### Short problem
Copy out all the lines where "控件名称" shows up.

Data items
----

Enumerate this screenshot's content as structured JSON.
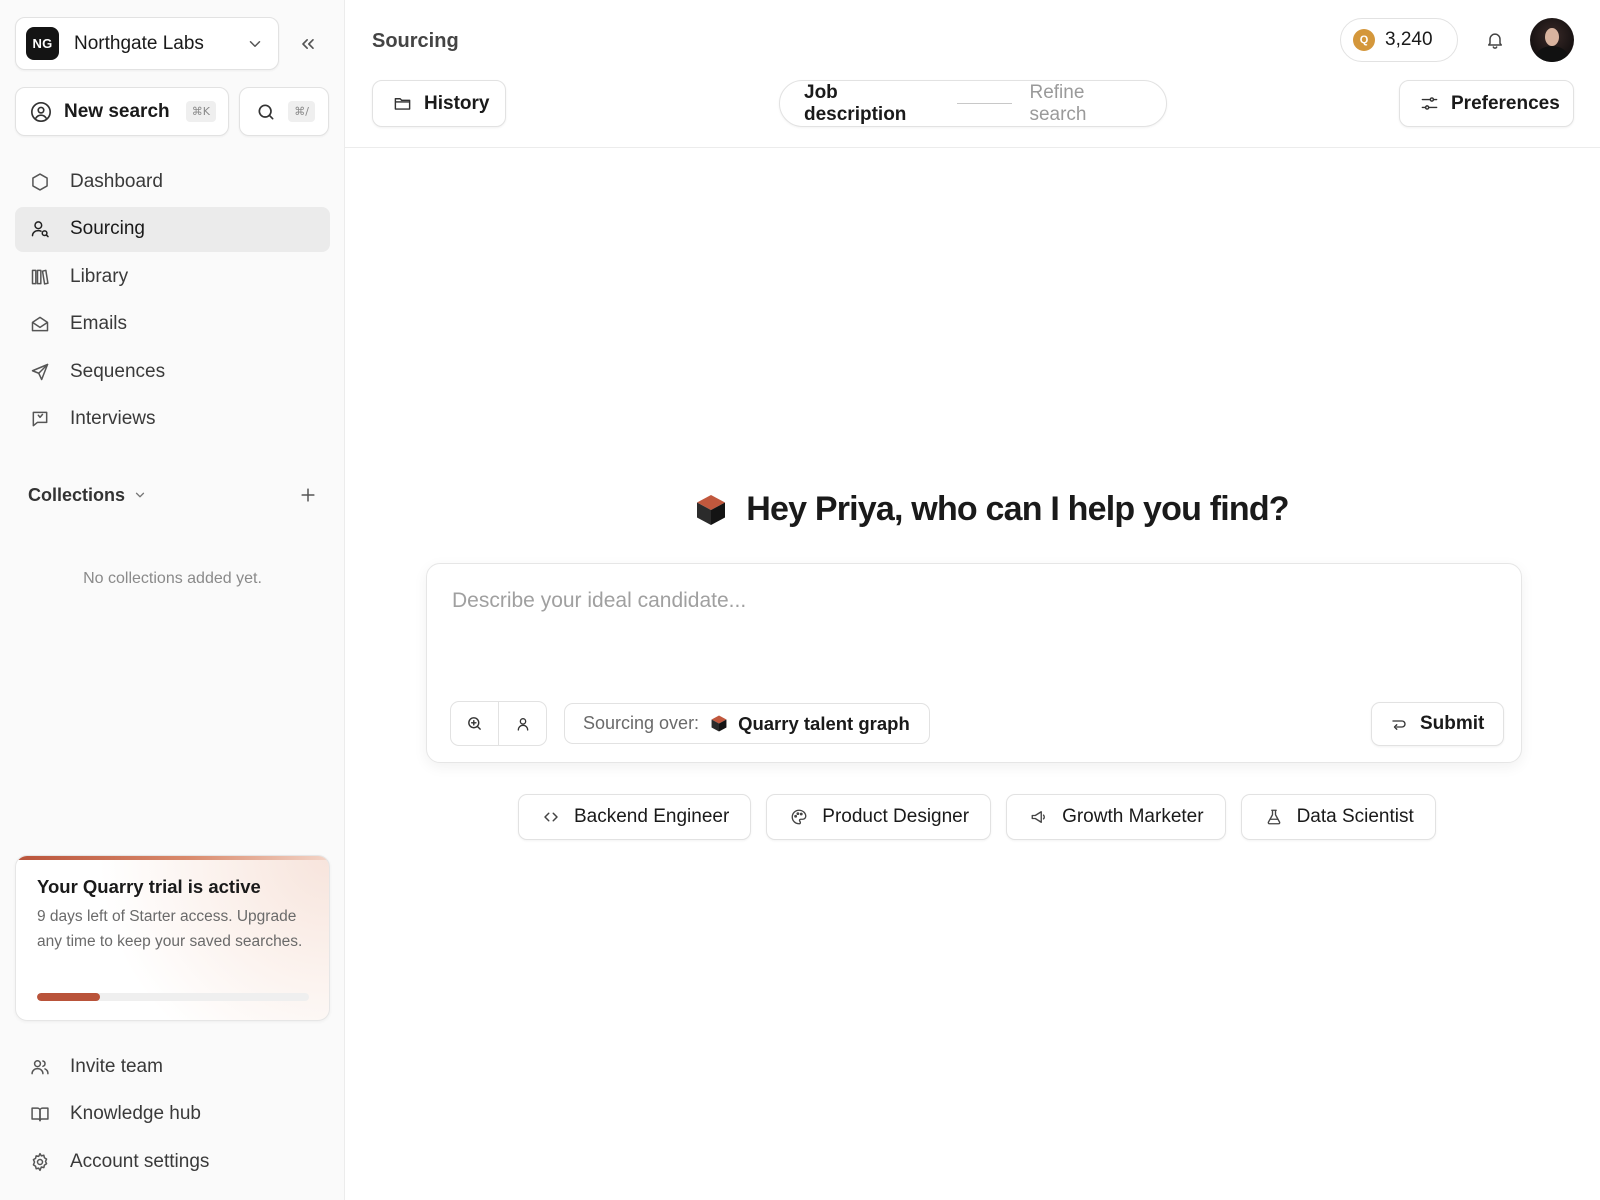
{
  "org": {
    "initials": "NG",
    "name": "Northgate Labs"
  },
  "sidebar": {
    "new_search_label": "New search",
    "new_search_shortcut": "⌘K",
    "search_shortcut": "⌘/",
    "nav": [
      {
        "label": "Dashboard",
        "icon": "hexagon-icon",
        "active": false
      },
      {
        "label": "Sourcing",
        "icon": "user-search-icon",
        "active": true
      },
      {
        "label": "Library",
        "icon": "library-icon",
        "active": false
      },
      {
        "label": "Emails",
        "icon": "mail-open-icon",
        "active": false
      },
      {
        "label": "Sequences",
        "icon": "send-icon",
        "active": false
      },
      {
        "label": "Interviews",
        "icon": "message-square-icon",
        "active": false
      }
    ],
    "collections": {
      "title": "Collections",
      "empty_text": "No collections added yet."
    },
    "trial": {
      "title": "Your Quarry trial is active",
      "body": "9 days left of Starter access. Upgrade any time to keep your saved searches.",
      "progress_fraction": 0.23
    },
    "footer": [
      {
        "label": "Invite team",
        "icon": "users-icon"
      },
      {
        "label": "Knowledge hub",
        "icon": "book-open-icon"
      },
      {
        "label": "Account settings",
        "icon": "gear-icon"
      }
    ]
  },
  "header": {
    "title": "Sourcing",
    "credits": "3,240",
    "coin_letter": "Q"
  },
  "toolbar": {
    "history_label": "History",
    "preferences_label": "Preferences",
    "steps": {
      "active": "Job description",
      "next": "Refine search"
    }
  },
  "main": {
    "greeting": "Hey Priya, who can I help you find?",
    "composer": {
      "placeholder": "Describe your ideal candidate...",
      "value": "",
      "source_prefix": "Sourcing over:",
      "source_value": "Quarry talent graph",
      "submit_label": "Submit"
    },
    "suggestions": [
      {
        "label": "Backend Engineer",
        "icon": "code-icon"
      },
      {
        "label": "Product Designer",
        "icon": "palette-icon"
      },
      {
        "label": "Growth Marketer",
        "icon": "megaphone-icon"
      },
      {
        "label": "Data Scientist",
        "icon": "flask-icon"
      }
    ]
  },
  "colors": {
    "accent": "#b9533a",
    "coin": "#d4973b",
    "active_nav_bg": "#ebebeb"
  }
}
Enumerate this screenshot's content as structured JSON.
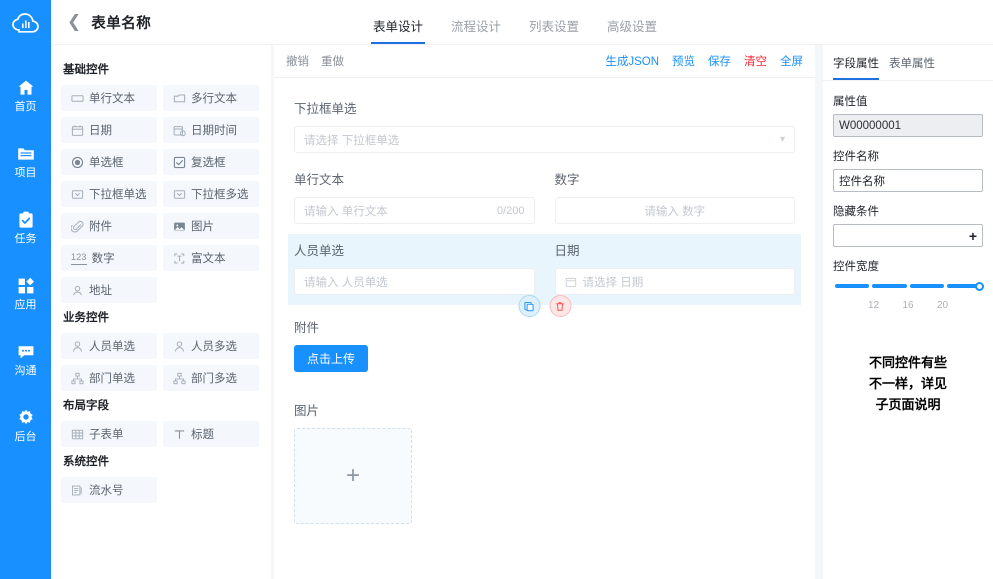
{
  "brand": {
    "accent": "#1890ff",
    "danger": "#f5222d",
    "logo_name": "cloud-chart-logo"
  },
  "rail": {
    "items": [
      {
        "label": "首页",
        "icon": "home-icon"
      },
      {
        "label": "项目",
        "icon": "folder-icon"
      },
      {
        "label": "任务",
        "icon": "clipboard-check-icon"
      },
      {
        "label": "应用",
        "icon": "apps-grid-icon"
      },
      {
        "label": "沟通",
        "icon": "chat-bubble-icon"
      },
      {
        "label": "后台",
        "icon": "gear-icon"
      }
    ]
  },
  "header": {
    "back_icon": "chevron-left-icon",
    "title": "表单名称",
    "tabs": [
      {
        "label": "表单设计",
        "active": true
      },
      {
        "label": "流程设计",
        "active": false
      },
      {
        "label": "列表设置",
        "active": false
      },
      {
        "label": "高级设置",
        "active": false
      }
    ]
  },
  "palette": {
    "groups": [
      {
        "title": "基础控件",
        "items": [
          {
            "label": "单行文本",
            "icon": "single-line-text-icon"
          },
          {
            "label": "多行文本",
            "icon": "multi-line-text-icon"
          },
          {
            "label": "日期",
            "icon": "calendar-icon"
          },
          {
            "label": "日期时间",
            "icon": "calendar-clock-icon"
          },
          {
            "label": "单选框",
            "icon": "radio-icon"
          },
          {
            "label": "复选框",
            "icon": "checkbox-icon"
          },
          {
            "label": "下拉框单选",
            "icon": "select-single-icon"
          },
          {
            "label": "下拉框多选",
            "icon": "select-multi-icon"
          },
          {
            "label": "附件",
            "icon": "paperclip-icon"
          },
          {
            "label": "图片",
            "icon": "image-icon"
          },
          {
            "label": "数字",
            "icon": "number-123-icon"
          },
          {
            "label": "富文本",
            "icon": "rich-text-icon"
          },
          {
            "label": "地址",
            "icon": "address-pin-icon"
          }
        ]
      },
      {
        "title": "业务控件",
        "items": [
          {
            "label": "人员单选",
            "icon": "person-icon"
          },
          {
            "label": "人员多选",
            "icon": "person-icon"
          },
          {
            "label": "部门单选",
            "icon": "org-tree-icon"
          },
          {
            "label": "部门多选",
            "icon": "org-tree-icon"
          }
        ]
      },
      {
        "title": "布局字段",
        "items": [
          {
            "label": "子表单",
            "icon": "table-icon"
          },
          {
            "label": "标题",
            "icon": "text-t-icon"
          }
        ]
      },
      {
        "title": "系统控件",
        "items": [
          {
            "label": "流水号",
            "icon": "serial-number-icon"
          }
        ]
      }
    ]
  },
  "toolbar": {
    "undo": "撤销",
    "redo": "重做",
    "generate_json": "生成JSON",
    "preview": "预览",
    "save": "保存",
    "clear": "清空",
    "fullscreen": "全屏"
  },
  "canvas": {
    "rows": [
      {
        "selected": false,
        "fields": [
          {
            "label": "下拉框单选",
            "type": "select",
            "placeholder": "请选择 下拉框单选",
            "value": ""
          }
        ]
      },
      {
        "selected": false,
        "fields": [
          {
            "label": "单行文本",
            "type": "text",
            "placeholder": "请输入 单行文本",
            "value": "",
            "counter": "0/200"
          },
          {
            "label": "数字",
            "type": "number",
            "placeholder": "请输入 数字",
            "value": ""
          }
        ]
      },
      {
        "selected": true,
        "fields": [
          {
            "label": "人员单选",
            "type": "text",
            "placeholder": "请输入 人员单选",
            "value": ""
          },
          {
            "label": "日期",
            "type": "date",
            "placeholder": "请选择 日期",
            "value": ""
          }
        ],
        "actions": {
          "copy": "copy-icon",
          "delete": "trash-icon"
        }
      },
      {
        "selected": false,
        "fields": [
          {
            "label": "附件",
            "type": "upload-button",
            "button_label": "点击上传"
          }
        ]
      },
      {
        "selected": false,
        "fields": [
          {
            "label": "图片",
            "type": "image-upload",
            "add_glyph": "+"
          }
        ]
      }
    ]
  },
  "props": {
    "tabs": [
      {
        "label": "字段属性",
        "active": true
      },
      {
        "label": "表单属性",
        "active": false
      }
    ],
    "attr_value_label": "属性值",
    "attr_value": "W00000001",
    "widget_name_label": "控件名称",
    "widget_name": "控件名称",
    "hidden_cond_label": "隐藏条件",
    "hidden_cond": "",
    "add_icon": "+",
    "width_label": "控件宽度",
    "width_marks": [
      "12",
      "16",
      "20"
    ],
    "width_mark_positions": [
      27,
      50,
      73
    ],
    "note": "不同控件有些\n不一样，详见\n子页面说明",
    "note_lines": [
      "不同控件有些",
      "不一样，详见",
      "子页面说明"
    ]
  }
}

----

### Solution
    "widget_name_label": "控件名称",
    "widget_name": "控件名称",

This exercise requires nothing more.